Directions for this task: Where a line below holds the string "Percent", copy that line.

Data entries for graphics:
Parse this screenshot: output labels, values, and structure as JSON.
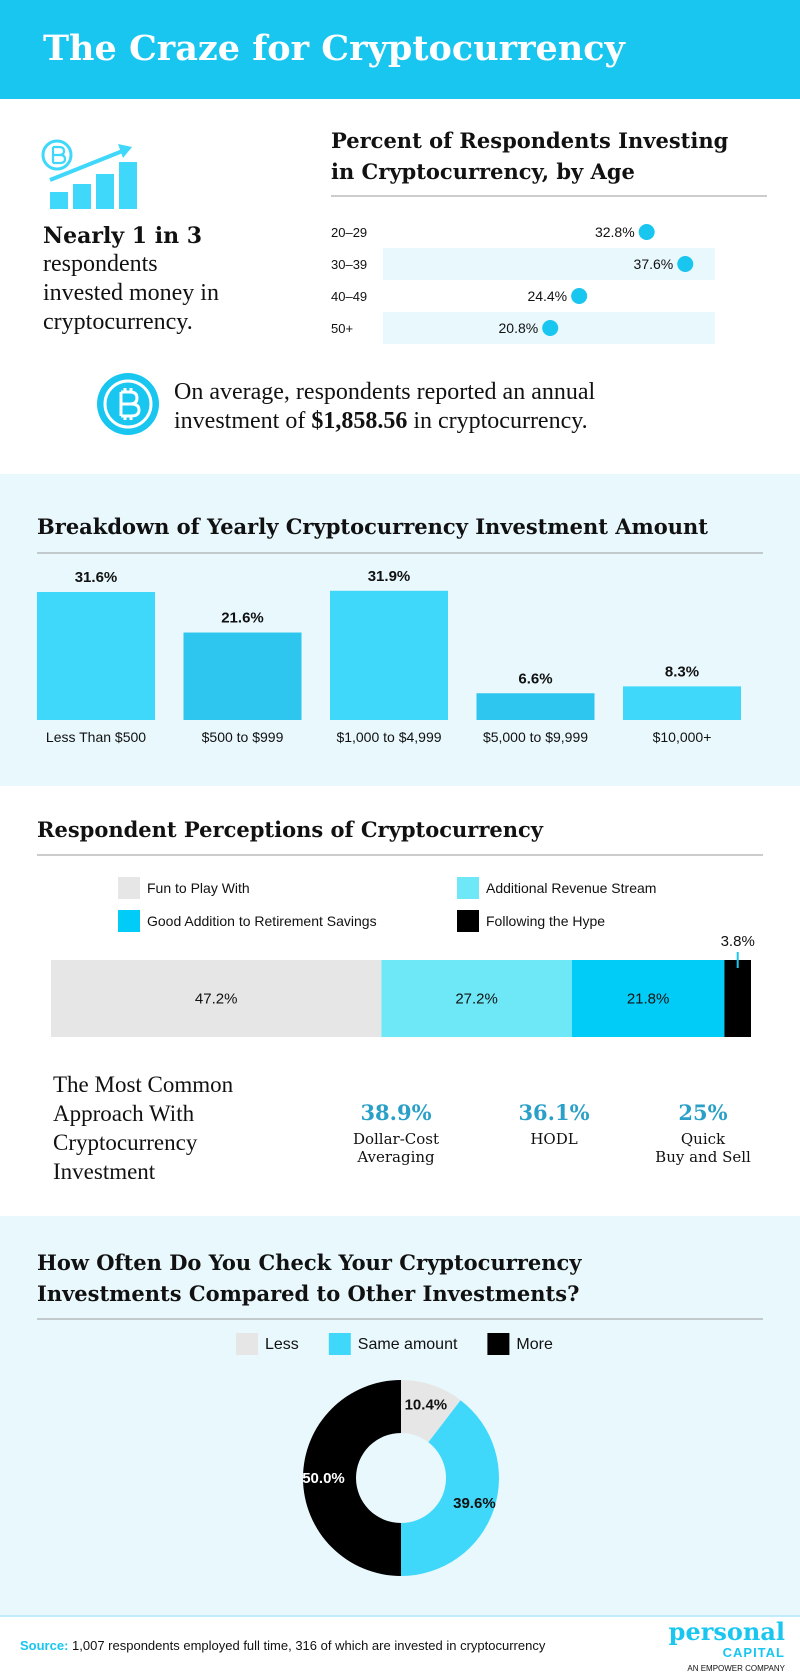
{
  "title": "The Craze for Cryptocurrency",
  "highlight": {
    "bold": "Nearly 1 in 3",
    "lines": [
      "respondents",
      "invested money in",
      "cryptocurrency."
    ]
  },
  "average": {
    "line1": "On average, respondents reported an annual",
    "before": "investment of",
    "amount": "$1,858.56",
    "after": "in cryptocurrency."
  },
  "chart_data": [
    {
      "type": "dot",
      "title": [
        "Percent of Respondents Investing",
        "in Cryptocurrency, by Age"
      ],
      "categories": [
        "20–29",
        "30–39",
        "40–49",
        "50+"
      ],
      "values": [
        32.8,
        37.6,
        24.4,
        20.8
      ],
      "value_labels": [
        "32.8%",
        "37.6%",
        "24.4%",
        "20.8%"
      ],
      "color": "#19c6ef",
      "xlim": [
        0,
        41.3
      ]
    },
    {
      "type": "bar",
      "title": [
        "Breakdown of Yearly Cryptocurrency Investment Amount"
      ],
      "categories": [
        "Less Than $500",
        "$500 to $999",
        "$1,000 to $4,999",
        "$5,000 to $9,999",
        "$10,000+"
      ],
      "values": [
        31.6,
        21.6,
        31.9,
        6.6,
        8.3
      ],
      "value_labels": [
        "31.6%",
        "21.6%",
        "31.9%",
        "6.6%",
        "8.3%"
      ],
      "colors": [
        "#3fd8fb",
        "#2ec5ef",
        "#3fd8fb",
        "#2ec5ef",
        "#3fd8fb"
      ],
      "ylim": [
        0,
        40
      ]
    },
    {
      "type": "stacked_bar",
      "title": [
        "Respondent Perceptions of Cryptocurrency"
      ],
      "xlim": [
        0,
        100
      ],
      "series": [
        {
          "name": "Fun to Play With",
          "color": "#e6e6e6",
          "values": [
            47.2
          ],
          "value_labels": [
            "47.2%"
          ]
        },
        {
          "name": "Additional Revenue Stream",
          "color": "#6ee8f7",
          "values": [
            27.2
          ],
          "value_labels": [
            "27.2%"
          ]
        },
        {
          "name": "Good Addition to Retirement Savings",
          "color": "#00ccf7",
          "values": [
            21.8
          ],
          "value_labels": [
            "21.8%"
          ]
        },
        {
          "name": "Following the Hype",
          "color": "#000000",
          "values": [
            3.8
          ],
          "value_labels": [
            "3.8%"
          ]
        }
      ]
    },
    {
      "type": "pie",
      "donut": true,
      "title": [
        "How Often Do You Check Your Cryptocurrency",
        "Investments Compared to Other Investments?"
      ],
      "categories": [
        "Less",
        "Same amount",
        "More"
      ],
      "values": [
        10.4,
        39.6,
        50.0
      ],
      "value_labels": [
        "10.4%",
        "39.6%",
        "50.0%"
      ],
      "colors": [
        "#e6e6e6",
        "#3fd8fb",
        "#000000"
      ]
    }
  ],
  "approach": {
    "title": [
      "The Most Common",
      "Approach With",
      "Cryptocurrency",
      "Investment"
    ],
    "values": [
      38.9,
      36.1,
      25
    ],
    "value_labels": [
      "38.9%",
      "36.1%",
      "25%"
    ],
    "categories": [
      [
        "Dollar-Cost",
        "Averaging"
      ],
      [
        "HODL"
      ],
      [
        "Quick",
        "Buy and Sell"
      ]
    ]
  },
  "source": {
    "label": "Source:",
    "text": "1,007 respondents employed full time, 316 of which are invested in cryptocurrency"
  },
  "logo": {
    "name": "personal",
    "sub": "CAPITAL",
    "tagline": "AN EMPOWER COMPANY"
  }
}
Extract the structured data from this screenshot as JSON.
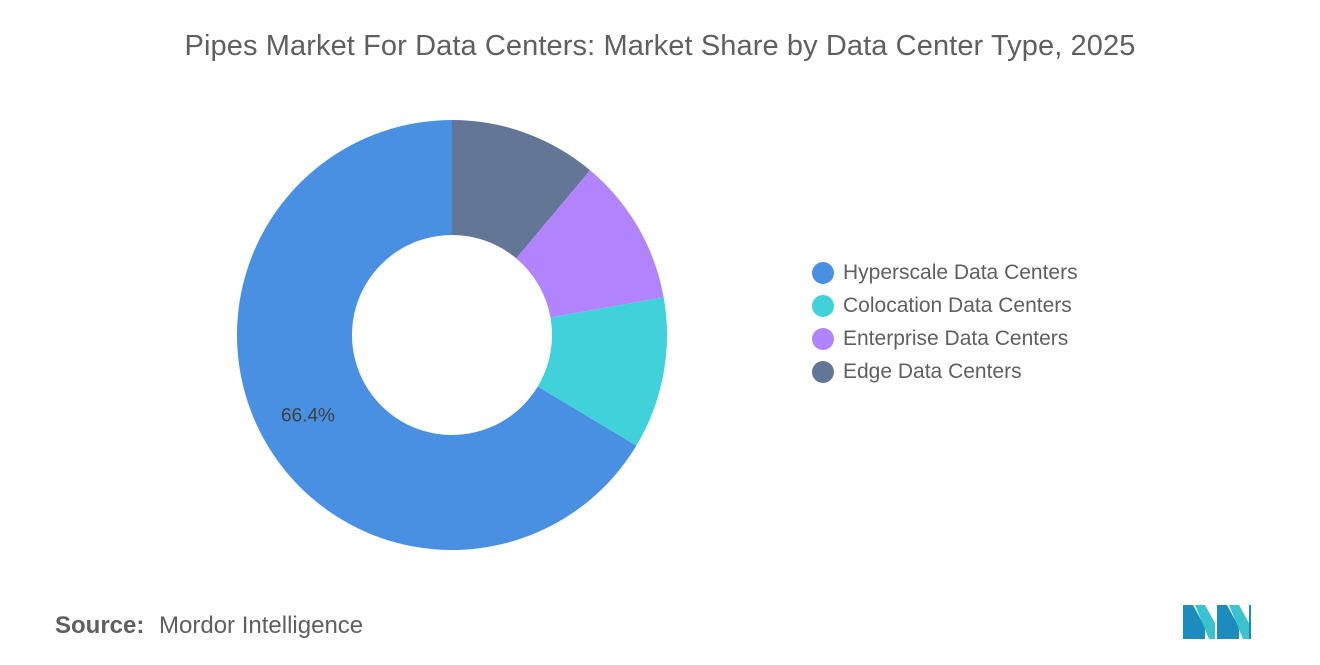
{
  "chart_data": {
    "type": "pie",
    "title": "Pipes Market For Data Centers: Market Share by Data Center Type, 2025",
    "donut": true,
    "slices": [
      {
        "label": "Hyperscale Data Centers",
        "value": 66.4,
        "color": "#4A90E2",
        "data_label": "66.4%"
      },
      {
        "label": "Colocation Data Centers",
        "value": 11.4,
        "color": "#40D1DB",
        "data_label": ""
      },
      {
        "label": "Enterprise Data Centers",
        "value": 11.1,
        "color": "#B183FD",
        "data_label": ""
      },
      {
        "label": "Edge Data Centers",
        "value": 11.1,
        "color": "#637696",
        "data_label": ""
      }
    ],
    "legend_position": "right"
  },
  "source": {
    "label": "Source:",
    "value": "Mordor Intelligence"
  },
  "logo": {
    "icon": "mordor-intelligence-logo",
    "colors": [
      "#1C8CBF",
      "#3CC2CC"
    ]
  }
}
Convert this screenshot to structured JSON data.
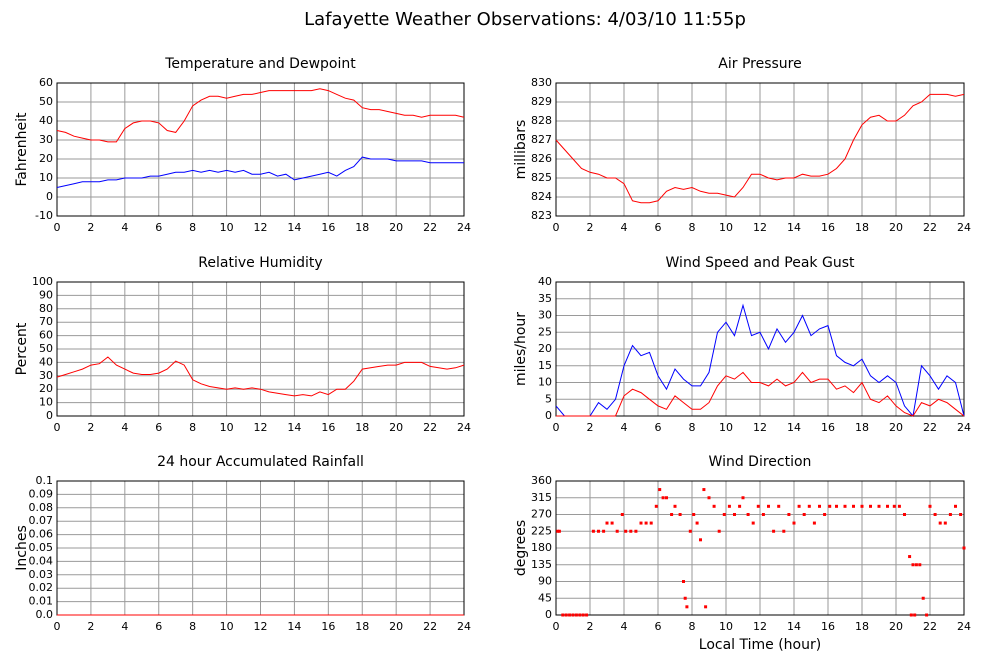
{
  "title": "Lafayette Weather Observations: 4/03/10 11:55p",
  "chart_data": [
    {
      "type": "line",
      "title": "Temperature and Dewpoint",
      "ylabel": "Fahrenheit",
      "x": [
        0,
        0.5,
        1,
        1.5,
        2,
        2.5,
        3,
        3.5,
        4,
        4.5,
        5,
        5.5,
        6,
        6.5,
        7,
        7.5,
        8,
        8.5,
        9,
        9.5,
        10,
        10.5,
        11,
        11.5,
        12,
        12.5,
        13,
        13.5,
        14,
        14.5,
        15,
        15.5,
        16,
        16.5,
        17,
        17.5,
        18,
        18.5,
        19,
        19.5,
        20,
        20.5,
        21,
        21.5,
        22,
        22.5,
        23,
        23.5,
        24
      ],
      "series": [
        {
          "color": "#ff0000",
          "values": [
            35,
            34,
            32,
            31,
            30,
            30,
            29,
            29,
            36,
            39,
            40,
            40,
            39,
            35,
            34,
            40,
            48,
            51,
            53,
            53,
            52,
            53,
            54,
            54,
            55,
            56,
            56,
            56,
            56,
            56,
            56,
            57,
            56,
            54,
            52,
            51,
            47,
            46,
            46,
            45,
            44,
            43,
            43,
            42,
            43,
            43,
            43,
            43,
            42
          ]
        },
        {
          "color": "#0000ff",
          "values": [
            5,
            6,
            7,
            8,
            8,
            8,
            9,
            9,
            10,
            10,
            10,
            11,
            11,
            12,
            13,
            13,
            14,
            13,
            14,
            13,
            14,
            13,
            14,
            12,
            12,
            13,
            11,
            12,
            9,
            10,
            11,
            12,
            13,
            11,
            14,
            16,
            21,
            20,
            20,
            20,
            19,
            19,
            19,
            19,
            18,
            18,
            18,
            18,
            18
          ]
        }
      ],
      "xlim": [
        0,
        24
      ],
      "xticks": [
        0,
        2,
        4,
        6,
        8,
        10,
        12,
        14,
        16,
        18,
        20,
        22,
        24
      ],
      "ylim": [
        -10,
        60
      ],
      "yticks": [
        -10,
        0,
        10,
        20,
        30,
        40,
        50,
        60
      ],
      "grid": true
    },
    {
      "type": "line",
      "title": "Air Pressure",
      "ylabel": "millibars",
      "x": [
        0,
        0.5,
        1,
        1.5,
        2,
        2.5,
        3,
        3.5,
        4,
        4.5,
        5,
        5.5,
        6,
        6.5,
        7,
        7.5,
        8,
        8.5,
        9,
        9.5,
        10,
        10.5,
        11,
        11.5,
        12,
        12.5,
        13,
        13.5,
        14,
        14.5,
        15,
        15.5,
        16,
        16.5,
        17,
        17.5,
        18,
        18.5,
        19,
        19.5,
        20,
        20.5,
        21,
        21.5,
        22,
        22.5,
        23,
        23.5,
        24
      ],
      "series": [
        {
          "color": "#ff0000",
          "values": [
            827,
            826.5,
            826,
            825.5,
            825.3,
            825.2,
            825,
            825,
            824.7,
            823.8,
            823.7,
            823.7,
            823.8,
            824.3,
            824.5,
            824.4,
            824.5,
            824.3,
            824.2,
            824.2,
            824.1,
            824,
            824.5,
            825.2,
            825.2,
            825,
            824.9,
            825,
            825,
            825.2,
            825.1,
            825.1,
            825.2,
            825.5,
            826,
            827,
            827.8,
            828.2,
            828.3,
            828,
            828,
            828.3,
            828.8,
            829,
            829.4,
            829.4,
            829.4,
            829.3,
            829.4
          ]
        }
      ],
      "xlim": [
        0,
        24
      ],
      "xticks": [
        0,
        2,
        4,
        6,
        8,
        10,
        12,
        14,
        16,
        18,
        20,
        22,
        24
      ],
      "ylim": [
        823,
        830
      ],
      "yticks": [
        823,
        824,
        825,
        826,
        827,
        828,
        829,
        830
      ],
      "grid": true
    },
    {
      "type": "line",
      "title": "Relative Humidity",
      "ylabel": "Percent",
      "x": [
        0,
        0.5,
        1,
        1.5,
        2,
        2.5,
        3,
        3.5,
        4,
        4.5,
        5,
        5.5,
        6,
        6.5,
        7,
        7.5,
        8,
        8.5,
        9,
        9.5,
        10,
        10.5,
        11,
        11.5,
        12,
        12.5,
        13,
        13.5,
        14,
        14.5,
        15,
        15.5,
        16,
        16.5,
        17,
        17.5,
        18,
        18.5,
        19,
        19.5,
        20,
        20.5,
        21,
        21.5,
        22,
        22.5,
        23,
        23.5,
        24
      ],
      "series": [
        {
          "color": "#ff0000",
          "values": [
            29,
            31,
            33,
            35,
            38,
            39,
            44,
            38,
            35,
            32,
            31,
            31,
            32,
            35,
            41,
            38,
            27,
            24,
            22,
            21,
            20,
            21,
            20,
            21,
            20,
            18,
            17,
            16,
            15,
            16,
            15,
            18,
            16,
            20,
            20,
            26,
            35,
            36,
            37,
            38,
            38,
            40,
            40,
            40,
            37,
            36,
            35,
            36,
            38
          ]
        }
      ],
      "xlim": [
        0,
        24
      ],
      "xticks": [
        0,
        2,
        4,
        6,
        8,
        10,
        12,
        14,
        16,
        18,
        20,
        22,
        24
      ],
      "ylim": [
        0,
        100
      ],
      "yticks": [
        0,
        10,
        20,
        30,
        40,
        50,
        60,
        70,
        80,
        90,
        100
      ],
      "grid": true
    },
    {
      "type": "line",
      "title": "Wind Speed and Peak Gust",
      "ylabel": "miles/hour",
      "x": [
        0,
        0.5,
        1,
        1.5,
        2,
        2.5,
        3,
        3.5,
        4,
        4.5,
        5,
        5.5,
        6,
        6.5,
        7,
        7.5,
        8,
        8.5,
        9,
        9.5,
        10,
        10.5,
        11,
        11.5,
        12,
        12.5,
        13,
        13.5,
        14,
        14.5,
        15,
        15.5,
        16,
        16.5,
        17,
        17.5,
        18,
        18.5,
        19,
        19.5,
        20,
        20.5,
        21,
        21.5,
        22,
        22.5,
        23,
        23.5,
        24
      ],
      "series": [
        {
          "color": "#0000ff",
          "values": [
            3,
            0,
            0,
            0,
            0,
            4,
            2,
            5,
            15,
            21,
            18,
            19,
            12,
            8,
            14,
            11,
            9,
            9,
            13,
            25,
            28,
            24,
            33,
            24,
            25,
            20,
            26,
            22,
            25,
            30,
            24,
            26,
            27,
            18,
            16,
            15,
            17,
            12,
            10,
            12,
            10,
            3,
            0,
            15,
            12,
            8,
            12,
            10,
            0
          ]
        },
        {
          "color": "#ff0000",
          "values": [
            0,
            0,
            0,
            0,
            0,
            0,
            0,
            0,
            6,
            8,
            7,
            5,
            3,
            2,
            6,
            4,
            2,
            2,
            4,
            9,
            12,
            11,
            13,
            10,
            10,
            9,
            11,
            9,
            10,
            13,
            10,
            11,
            11,
            8,
            9,
            7,
            10,
            5,
            4,
            6,
            3,
            1,
            0,
            4,
            3,
            5,
            4,
            2,
            0
          ]
        }
      ],
      "xlim": [
        0,
        24
      ],
      "xticks": [
        0,
        2,
        4,
        6,
        8,
        10,
        12,
        14,
        16,
        18,
        20,
        22,
        24
      ],
      "ylim": [
        0,
        40
      ],
      "yticks": [
        0,
        5,
        10,
        15,
        20,
        25,
        30,
        35,
        40
      ],
      "grid": true
    },
    {
      "type": "line",
      "title": "24 hour Accumulated Rainfall",
      "ylabel": "Inches",
      "x": [
        0,
        24
      ],
      "series": [
        {
          "color": "#ff0000",
          "values": [
            0,
            0
          ]
        }
      ],
      "xlim": [
        0,
        24
      ],
      "xticks": [
        0,
        2,
        4,
        6,
        8,
        10,
        12,
        14,
        16,
        18,
        20,
        22,
        24
      ],
      "ylim": [
        0,
        0.1
      ],
      "yticks": [
        {
          "value": 0,
          "label": "0.0"
        },
        0.01,
        0.02,
        0.03,
        0.04,
        0.05,
        0.06,
        0.07,
        0.08,
        0.09,
        0.1
      ],
      "grid": true
    },
    {
      "type": "scatter",
      "title": "Wind Direction",
      "ylabel": "degrees",
      "xlabel": "Local Time (hour)",
      "x": [
        0.1,
        0.2,
        0.4,
        0.6,
        0.8,
        1,
        1.2,
        1.4,
        1.6,
        1.8,
        2.2,
        2.5,
        2.8,
        3,
        3.3,
        3.6,
        3.9,
        4.1,
        4.4,
        4.7,
        5,
        5.3,
        5.6,
        5.9,
        6.1,
        6.3,
        6.5,
        6.8,
        7,
        7.3,
        7.5,
        7.6,
        7.7,
        7.9,
        8.1,
        8.3,
        8.5,
        8.7,
        8.8,
        9,
        9.3,
        9.6,
        9.9,
        10.2,
        10.5,
        10.8,
        11,
        11.3,
        11.6,
        11.9,
        12.2,
        12.5,
        12.8,
        13.1,
        13.4,
        13.7,
        14,
        14.3,
        14.6,
        14.9,
        15.2,
        15.5,
        15.8,
        16.1,
        16.5,
        17,
        17.5,
        18,
        18.5,
        19,
        19.5,
        19.9,
        20.2,
        20.5,
        20.8,
        20.9,
        21,
        21.1,
        21.2,
        21.4,
        21.6,
        21.8,
        22,
        22.3,
        22.6,
        22.9,
        23.2,
        23.5,
        23.8,
        24
      ],
      "series": [
        {
          "color": "#ff0000",
          "values": [
            225,
            225,
            0,
            0,
            0,
            0,
            0,
            0,
            0,
            0,
            225,
            225,
            225,
            247,
            247,
            225,
            270,
            225,
            225,
            225,
            247,
            247,
            247,
            292,
            337,
            315,
            315,
            270,
            292,
            270,
            90,
            45,
            22,
            225,
            270,
            247,
            202,
            337,
            22,
            315,
            292,
            225,
            270,
            292,
            270,
            292,
            315,
            270,
            247,
            292,
            270,
            292,
            225,
            292,
            225,
            270,
            247,
            292,
            270,
            292,
            247,
            292,
            270,
            292,
            292,
            292,
            292,
            292,
            292,
            292,
            292,
            292,
            292,
            270,
            157,
            0,
            135,
            0,
            135,
            135,
            45,
            0,
            292,
            270,
            247,
            247,
            270,
            292,
            270,
            180
          ]
        }
      ],
      "xlim": [
        0,
        24
      ],
      "xticks": [
        0,
        2,
        4,
        6,
        8,
        10,
        12,
        14,
        16,
        18,
        20,
        22,
        24
      ],
      "ylim": [
        0,
        360
      ],
      "yticks": [
        0,
        45,
        90,
        135,
        180,
        225,
        270,
        315,
        360
      ],
      "grid": true
    }
  ]
}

Complete output:
        "Percent of Respondents Investing",
      "ylabel": "Percent",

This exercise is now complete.